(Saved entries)

——————

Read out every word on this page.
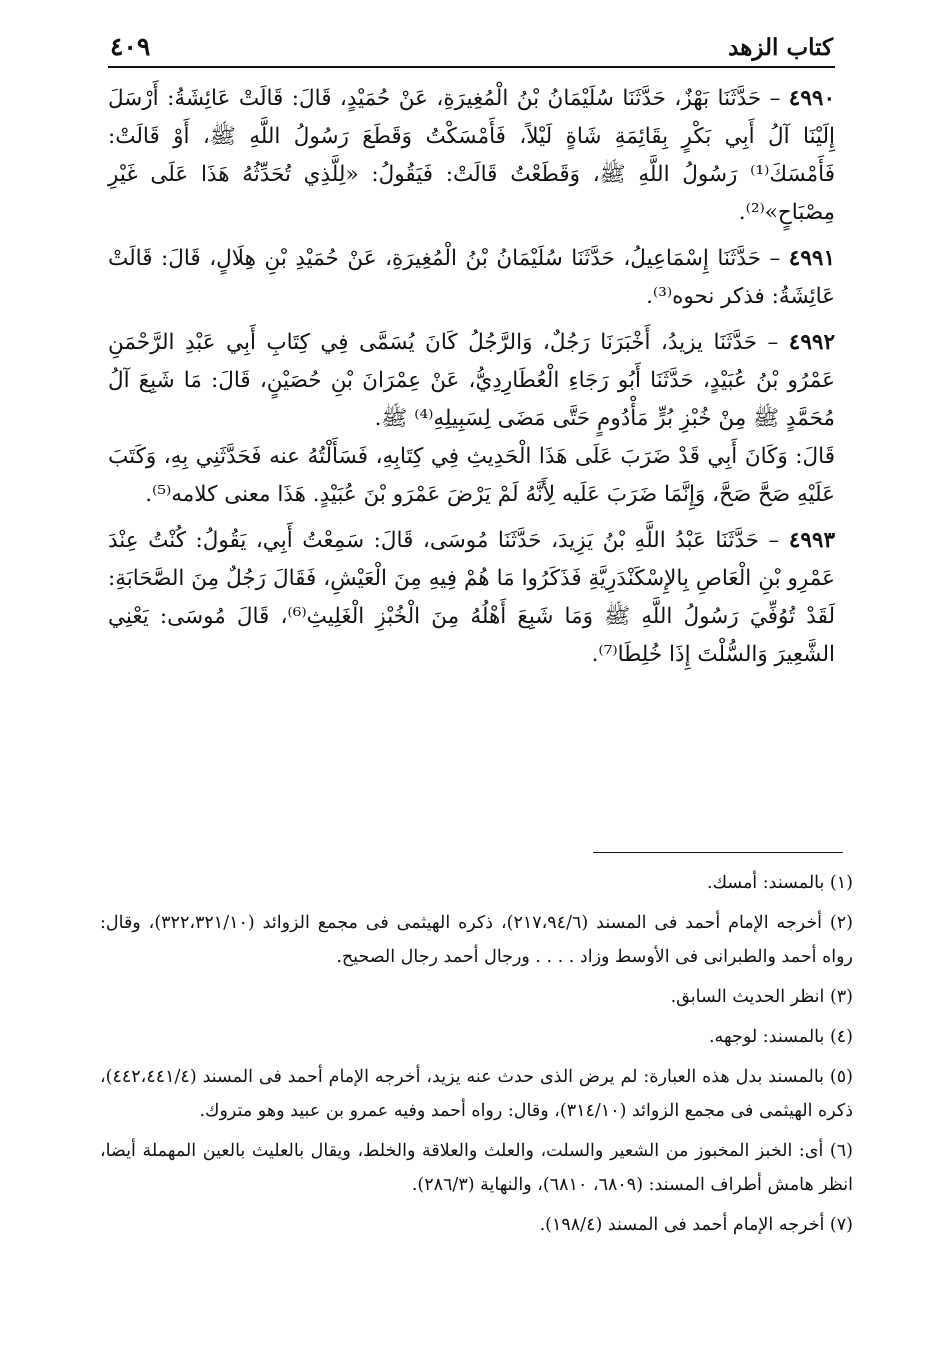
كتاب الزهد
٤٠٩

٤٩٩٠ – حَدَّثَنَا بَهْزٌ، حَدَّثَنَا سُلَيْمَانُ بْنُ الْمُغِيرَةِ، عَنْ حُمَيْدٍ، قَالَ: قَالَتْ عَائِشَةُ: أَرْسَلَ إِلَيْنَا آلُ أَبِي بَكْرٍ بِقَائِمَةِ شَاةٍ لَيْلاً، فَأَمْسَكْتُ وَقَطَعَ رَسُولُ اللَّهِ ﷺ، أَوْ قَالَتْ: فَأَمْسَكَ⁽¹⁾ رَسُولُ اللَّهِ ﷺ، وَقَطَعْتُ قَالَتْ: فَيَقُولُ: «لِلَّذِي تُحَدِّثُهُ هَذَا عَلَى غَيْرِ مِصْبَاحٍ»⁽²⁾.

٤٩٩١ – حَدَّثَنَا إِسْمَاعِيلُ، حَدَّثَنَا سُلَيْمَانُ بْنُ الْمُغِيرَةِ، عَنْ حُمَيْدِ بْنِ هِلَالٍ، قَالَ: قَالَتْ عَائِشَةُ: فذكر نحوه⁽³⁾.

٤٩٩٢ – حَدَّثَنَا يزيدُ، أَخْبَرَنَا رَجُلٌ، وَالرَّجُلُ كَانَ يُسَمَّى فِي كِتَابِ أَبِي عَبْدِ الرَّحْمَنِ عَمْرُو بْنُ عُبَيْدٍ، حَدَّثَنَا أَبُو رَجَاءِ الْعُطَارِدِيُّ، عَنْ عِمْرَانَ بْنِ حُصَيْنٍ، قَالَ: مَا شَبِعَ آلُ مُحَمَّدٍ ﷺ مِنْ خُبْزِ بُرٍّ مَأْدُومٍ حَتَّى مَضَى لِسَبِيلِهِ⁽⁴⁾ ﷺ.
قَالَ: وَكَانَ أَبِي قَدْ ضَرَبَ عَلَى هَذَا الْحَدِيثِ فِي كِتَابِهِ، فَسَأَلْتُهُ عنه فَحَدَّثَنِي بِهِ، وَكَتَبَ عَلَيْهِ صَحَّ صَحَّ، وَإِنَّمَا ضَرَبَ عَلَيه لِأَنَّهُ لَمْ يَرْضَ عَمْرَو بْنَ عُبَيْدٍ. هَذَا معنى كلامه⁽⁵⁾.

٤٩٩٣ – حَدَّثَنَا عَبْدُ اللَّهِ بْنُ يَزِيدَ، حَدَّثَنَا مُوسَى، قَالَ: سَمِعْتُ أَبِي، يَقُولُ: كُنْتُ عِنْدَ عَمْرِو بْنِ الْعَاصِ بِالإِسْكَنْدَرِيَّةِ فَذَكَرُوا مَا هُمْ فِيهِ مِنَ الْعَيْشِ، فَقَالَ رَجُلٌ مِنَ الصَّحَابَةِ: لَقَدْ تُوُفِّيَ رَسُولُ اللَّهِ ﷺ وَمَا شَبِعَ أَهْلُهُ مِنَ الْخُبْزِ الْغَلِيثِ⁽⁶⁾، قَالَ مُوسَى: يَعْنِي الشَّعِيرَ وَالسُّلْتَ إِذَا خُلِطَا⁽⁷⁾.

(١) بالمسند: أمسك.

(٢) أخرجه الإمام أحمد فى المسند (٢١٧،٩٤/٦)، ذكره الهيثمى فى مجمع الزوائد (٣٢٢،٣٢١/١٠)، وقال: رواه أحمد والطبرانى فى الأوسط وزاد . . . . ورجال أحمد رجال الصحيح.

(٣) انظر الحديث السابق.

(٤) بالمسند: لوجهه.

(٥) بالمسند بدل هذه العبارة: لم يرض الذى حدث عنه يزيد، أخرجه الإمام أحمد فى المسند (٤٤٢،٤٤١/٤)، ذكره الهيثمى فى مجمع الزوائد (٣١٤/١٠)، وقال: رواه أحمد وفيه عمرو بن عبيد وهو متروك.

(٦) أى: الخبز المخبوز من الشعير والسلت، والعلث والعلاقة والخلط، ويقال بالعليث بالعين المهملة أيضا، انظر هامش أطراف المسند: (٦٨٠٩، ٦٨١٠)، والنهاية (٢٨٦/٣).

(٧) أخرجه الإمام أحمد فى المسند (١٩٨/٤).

——————

## [AIM OF THE EXERCISE]
List each line in the listing that contains the string "يزيد".

## [TASK OUTPUT]
٤٩٩٢ – حَدَّثَنَا يزيدُ، أَخْبَرَنَا رَجُلٌ، وَالرَّجُلُ كَانَ يُسَمَّى فِي كِتَابِ أَبِي عَبْدِ الرَّحْمَنِ عَمْرُو بْنُ عُبَيْدٍ، حَدَّثَنَا أَبُو رَجَاءِ الْعُطَارِدِيُّ، عَنْ عِمْرَانَ بْنِ حُصَيْنٍ، قَالَ: مَا شَبِعَ آلُ مُحَمَّدٍ ﷺ مِنْ خُبْزِ بُرٍّ مَأْدُومٍ حَتَّى مَضَى لِسَبِيلِهِ⁽⁴⁾ ﷺ.
(٥) بالمسند بدل هذه العبارة: لم يرض الذى حدث عنه يزيد، أخرجه الإمام أحمد فى المسند (٤٤٢،٤٤١/٤)، ذكره الهيثمى فى مجمع الزوائد (٣١٤/١٠)، وقال: رواه أحمد وفيه عمرو بن عبيد وهو متروك.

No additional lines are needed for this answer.